---------- PROVIDED DATA

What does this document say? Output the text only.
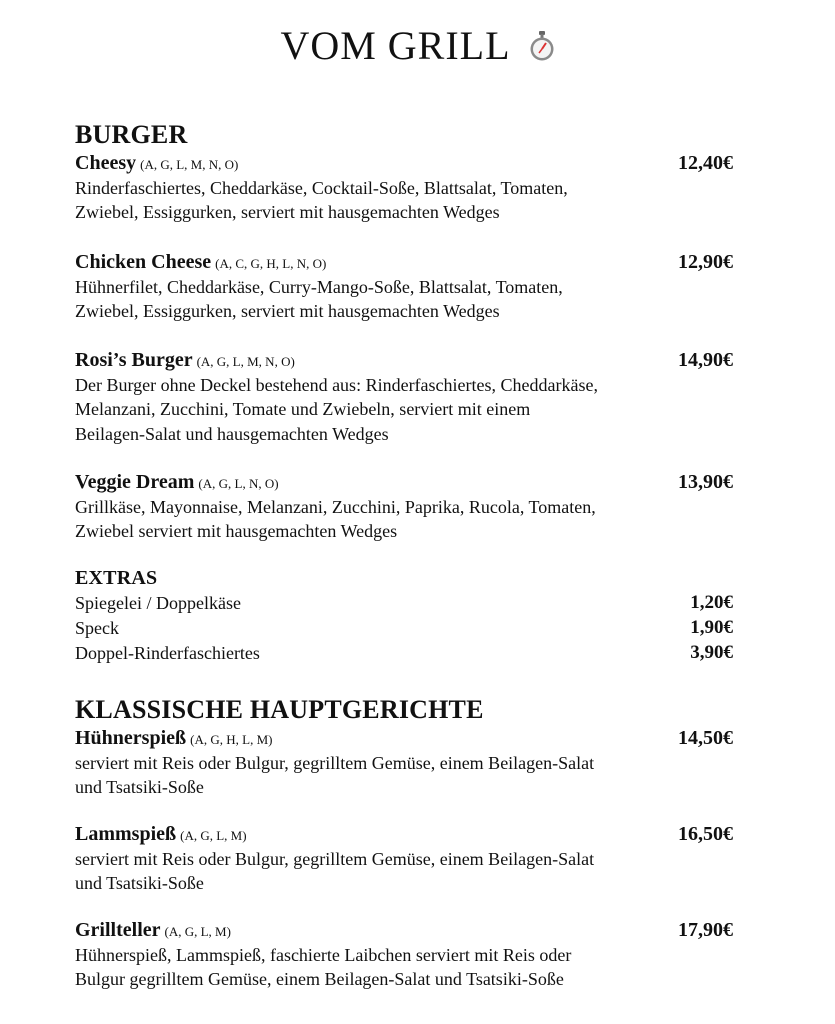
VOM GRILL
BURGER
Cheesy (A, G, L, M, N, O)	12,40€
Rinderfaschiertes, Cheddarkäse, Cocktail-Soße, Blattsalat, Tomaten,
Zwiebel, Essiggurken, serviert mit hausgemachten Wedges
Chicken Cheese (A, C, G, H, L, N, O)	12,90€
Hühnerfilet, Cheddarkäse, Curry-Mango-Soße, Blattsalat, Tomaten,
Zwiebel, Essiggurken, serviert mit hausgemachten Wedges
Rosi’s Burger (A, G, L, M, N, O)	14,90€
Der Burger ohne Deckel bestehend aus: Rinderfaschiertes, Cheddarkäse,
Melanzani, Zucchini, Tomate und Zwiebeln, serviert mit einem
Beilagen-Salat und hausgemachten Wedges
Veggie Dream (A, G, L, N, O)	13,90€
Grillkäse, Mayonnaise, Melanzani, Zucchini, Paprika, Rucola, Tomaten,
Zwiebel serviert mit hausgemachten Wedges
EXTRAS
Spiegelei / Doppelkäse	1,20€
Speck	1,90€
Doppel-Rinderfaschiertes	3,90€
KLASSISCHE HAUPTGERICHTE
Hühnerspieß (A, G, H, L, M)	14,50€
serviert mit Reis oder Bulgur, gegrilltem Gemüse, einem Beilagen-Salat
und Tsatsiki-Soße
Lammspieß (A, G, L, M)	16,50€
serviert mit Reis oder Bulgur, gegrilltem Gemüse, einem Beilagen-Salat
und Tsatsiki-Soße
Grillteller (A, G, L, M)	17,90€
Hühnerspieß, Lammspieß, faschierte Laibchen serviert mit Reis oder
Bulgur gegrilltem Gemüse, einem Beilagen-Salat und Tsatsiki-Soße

--------------------
---------- PROVIDED DATA

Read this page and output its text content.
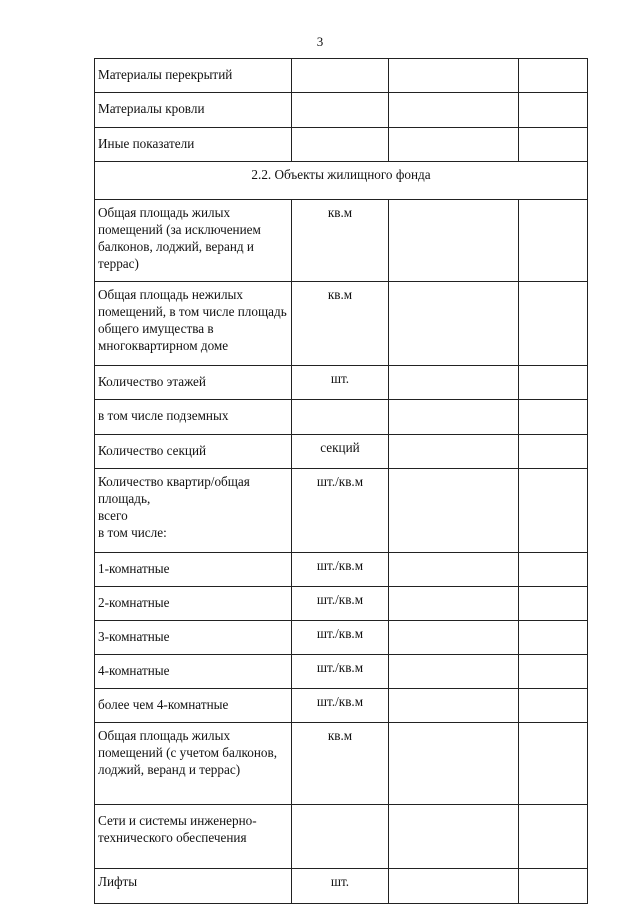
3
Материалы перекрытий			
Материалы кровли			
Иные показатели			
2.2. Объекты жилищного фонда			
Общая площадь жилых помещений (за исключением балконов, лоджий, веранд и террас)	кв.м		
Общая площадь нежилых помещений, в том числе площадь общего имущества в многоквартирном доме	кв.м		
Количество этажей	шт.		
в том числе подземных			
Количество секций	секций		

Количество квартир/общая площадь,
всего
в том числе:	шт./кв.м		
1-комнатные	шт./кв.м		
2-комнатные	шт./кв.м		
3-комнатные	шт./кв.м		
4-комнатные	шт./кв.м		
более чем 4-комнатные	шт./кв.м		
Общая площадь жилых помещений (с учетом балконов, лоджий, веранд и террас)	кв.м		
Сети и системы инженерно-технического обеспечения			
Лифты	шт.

--------------------
---------- PROVIDED DATA

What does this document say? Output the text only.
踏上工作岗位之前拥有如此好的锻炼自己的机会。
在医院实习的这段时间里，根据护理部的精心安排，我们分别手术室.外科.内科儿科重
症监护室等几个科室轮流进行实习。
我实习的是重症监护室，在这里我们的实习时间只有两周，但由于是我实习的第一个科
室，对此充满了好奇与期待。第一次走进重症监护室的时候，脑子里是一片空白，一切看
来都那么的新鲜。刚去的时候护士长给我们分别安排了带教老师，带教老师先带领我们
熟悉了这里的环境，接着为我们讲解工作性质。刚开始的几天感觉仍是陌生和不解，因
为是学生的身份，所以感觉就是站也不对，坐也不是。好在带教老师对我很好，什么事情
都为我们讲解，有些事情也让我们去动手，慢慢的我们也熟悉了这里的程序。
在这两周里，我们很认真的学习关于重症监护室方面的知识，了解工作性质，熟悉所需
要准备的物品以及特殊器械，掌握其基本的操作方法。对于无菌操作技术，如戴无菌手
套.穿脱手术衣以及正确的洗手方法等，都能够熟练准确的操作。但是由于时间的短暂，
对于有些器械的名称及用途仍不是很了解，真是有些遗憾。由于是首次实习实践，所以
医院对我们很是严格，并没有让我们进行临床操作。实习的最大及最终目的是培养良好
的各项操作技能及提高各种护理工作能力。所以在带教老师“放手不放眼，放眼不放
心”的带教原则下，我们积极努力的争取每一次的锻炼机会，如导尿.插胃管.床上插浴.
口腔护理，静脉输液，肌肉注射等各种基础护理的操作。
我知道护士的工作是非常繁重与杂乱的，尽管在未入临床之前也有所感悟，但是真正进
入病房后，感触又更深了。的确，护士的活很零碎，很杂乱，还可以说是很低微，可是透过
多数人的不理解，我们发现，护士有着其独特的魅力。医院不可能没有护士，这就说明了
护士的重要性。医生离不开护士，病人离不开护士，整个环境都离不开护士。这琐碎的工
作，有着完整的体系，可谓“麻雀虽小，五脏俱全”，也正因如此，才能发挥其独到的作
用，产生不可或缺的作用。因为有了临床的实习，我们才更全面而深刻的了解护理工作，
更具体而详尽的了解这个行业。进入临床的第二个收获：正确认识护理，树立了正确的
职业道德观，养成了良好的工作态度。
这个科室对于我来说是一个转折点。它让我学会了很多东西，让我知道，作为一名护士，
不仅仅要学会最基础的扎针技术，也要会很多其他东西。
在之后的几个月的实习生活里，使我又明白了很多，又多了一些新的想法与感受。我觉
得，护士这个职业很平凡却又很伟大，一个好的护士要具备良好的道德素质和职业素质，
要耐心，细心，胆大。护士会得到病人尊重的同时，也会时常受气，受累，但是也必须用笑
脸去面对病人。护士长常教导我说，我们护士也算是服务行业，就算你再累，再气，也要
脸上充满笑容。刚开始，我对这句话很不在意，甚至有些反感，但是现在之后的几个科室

--------------------

THE TASK:
Scan the listing above. Gather each line that contains the word "einem".

COMPLETED EXERCISE:
Melanzani, Zucchini, Tomate und Zwiebeln, serviert mit einem
serviert mit Reis oder Bulgur, gegrilltem Gemüse, einem Beilagen-Salat
serviert mit Reis oder Bulgur, gegrilltem Gemüse, einem Beilagen-Salat
Bulgur gegrilltem Gemüse, einem Beilagen-Salat und Tsatsiki-Soße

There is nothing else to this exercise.